▶ [What is needed]: Identify each line below that contains the word "Scenario", and copy it out.

▶ [Data to process]:
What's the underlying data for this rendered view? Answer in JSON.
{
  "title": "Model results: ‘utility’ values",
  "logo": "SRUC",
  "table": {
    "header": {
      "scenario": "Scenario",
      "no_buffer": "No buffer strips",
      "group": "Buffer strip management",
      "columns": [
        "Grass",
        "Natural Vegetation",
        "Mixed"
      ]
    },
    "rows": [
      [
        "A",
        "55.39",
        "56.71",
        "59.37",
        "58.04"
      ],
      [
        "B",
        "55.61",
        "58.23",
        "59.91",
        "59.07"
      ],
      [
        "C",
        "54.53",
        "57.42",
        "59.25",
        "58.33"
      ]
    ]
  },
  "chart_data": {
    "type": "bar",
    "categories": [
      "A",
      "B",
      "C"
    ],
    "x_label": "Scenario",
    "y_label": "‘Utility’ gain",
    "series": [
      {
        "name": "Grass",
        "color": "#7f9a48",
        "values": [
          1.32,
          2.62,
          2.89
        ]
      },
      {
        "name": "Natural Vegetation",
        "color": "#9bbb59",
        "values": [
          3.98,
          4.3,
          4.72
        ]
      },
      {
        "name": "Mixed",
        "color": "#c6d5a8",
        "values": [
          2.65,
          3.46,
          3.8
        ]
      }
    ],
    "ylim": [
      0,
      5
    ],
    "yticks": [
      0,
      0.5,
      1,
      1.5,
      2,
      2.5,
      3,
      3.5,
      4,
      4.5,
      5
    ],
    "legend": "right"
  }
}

...

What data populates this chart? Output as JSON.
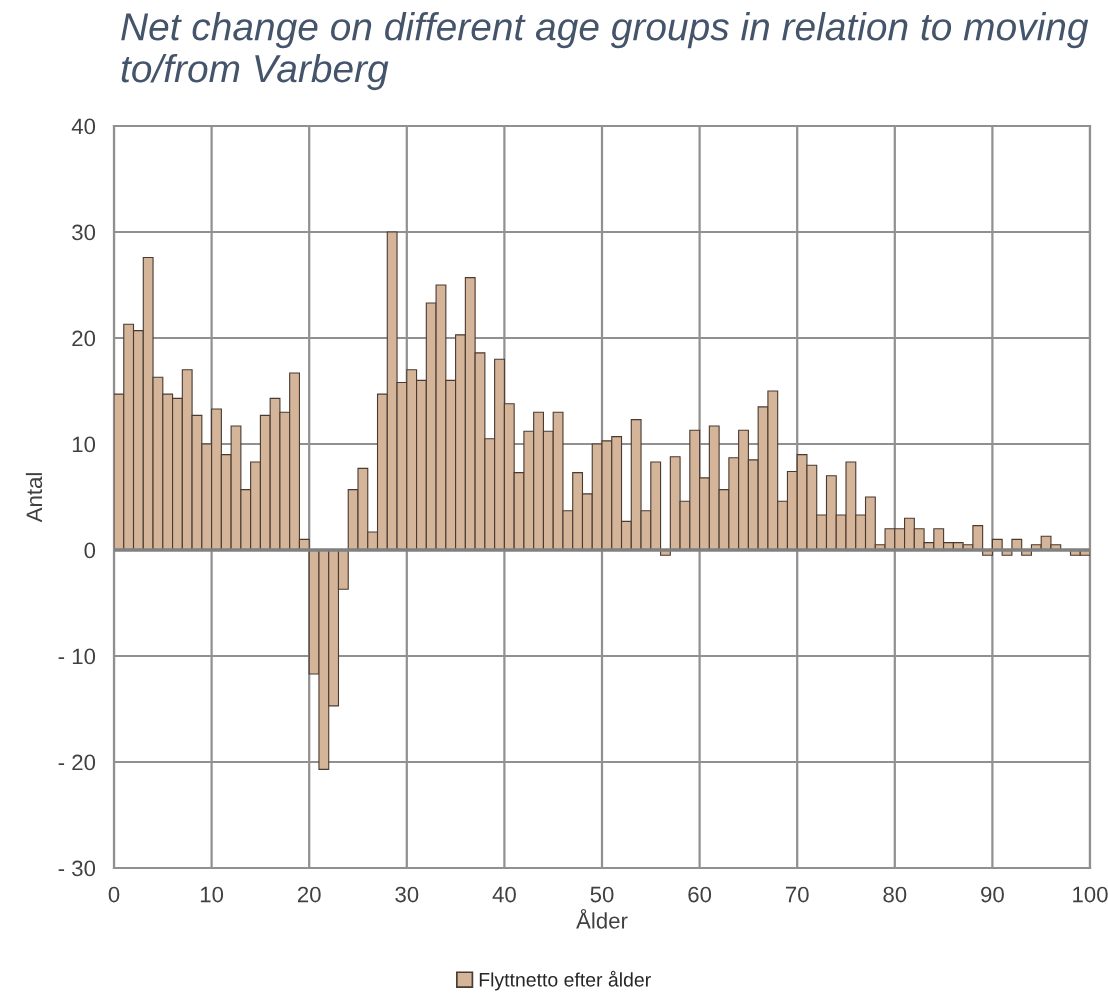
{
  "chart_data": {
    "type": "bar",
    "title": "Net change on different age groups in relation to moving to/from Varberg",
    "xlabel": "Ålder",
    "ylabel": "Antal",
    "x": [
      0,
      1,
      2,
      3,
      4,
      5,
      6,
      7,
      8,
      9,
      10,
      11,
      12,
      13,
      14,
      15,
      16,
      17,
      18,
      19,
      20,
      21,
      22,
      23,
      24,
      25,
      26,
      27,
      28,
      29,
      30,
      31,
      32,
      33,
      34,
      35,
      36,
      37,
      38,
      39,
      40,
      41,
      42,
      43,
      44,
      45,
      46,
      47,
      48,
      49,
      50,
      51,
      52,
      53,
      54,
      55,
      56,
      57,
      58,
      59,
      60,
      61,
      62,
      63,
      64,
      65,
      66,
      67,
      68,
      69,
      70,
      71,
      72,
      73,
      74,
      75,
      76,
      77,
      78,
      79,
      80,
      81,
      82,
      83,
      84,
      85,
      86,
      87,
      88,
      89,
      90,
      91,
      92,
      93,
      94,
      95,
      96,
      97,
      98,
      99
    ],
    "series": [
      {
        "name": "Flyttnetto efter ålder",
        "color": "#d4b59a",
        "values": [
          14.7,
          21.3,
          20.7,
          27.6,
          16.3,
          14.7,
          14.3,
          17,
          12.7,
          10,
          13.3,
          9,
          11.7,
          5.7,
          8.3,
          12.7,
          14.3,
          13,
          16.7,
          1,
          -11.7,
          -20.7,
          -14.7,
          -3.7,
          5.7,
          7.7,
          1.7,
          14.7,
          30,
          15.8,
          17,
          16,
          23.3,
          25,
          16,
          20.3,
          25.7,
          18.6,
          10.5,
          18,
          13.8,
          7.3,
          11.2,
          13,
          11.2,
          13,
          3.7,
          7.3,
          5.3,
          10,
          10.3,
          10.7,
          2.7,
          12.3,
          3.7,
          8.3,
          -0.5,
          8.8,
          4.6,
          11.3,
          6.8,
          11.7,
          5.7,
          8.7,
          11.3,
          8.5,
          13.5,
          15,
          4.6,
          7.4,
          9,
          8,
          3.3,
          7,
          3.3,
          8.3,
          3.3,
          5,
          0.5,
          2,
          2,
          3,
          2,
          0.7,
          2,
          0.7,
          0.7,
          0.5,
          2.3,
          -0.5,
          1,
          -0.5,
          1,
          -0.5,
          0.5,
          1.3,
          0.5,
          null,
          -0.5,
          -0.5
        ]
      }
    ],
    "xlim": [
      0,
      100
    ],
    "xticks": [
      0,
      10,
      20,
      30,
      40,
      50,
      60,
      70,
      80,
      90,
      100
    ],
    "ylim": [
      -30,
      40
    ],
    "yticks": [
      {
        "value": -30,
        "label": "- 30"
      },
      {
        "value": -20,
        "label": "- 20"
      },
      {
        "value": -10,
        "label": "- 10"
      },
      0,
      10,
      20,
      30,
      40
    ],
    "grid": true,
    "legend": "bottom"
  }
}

▶ [Result of the task]:
      "scenario": "Scenario",
    "x_label": "Scenario",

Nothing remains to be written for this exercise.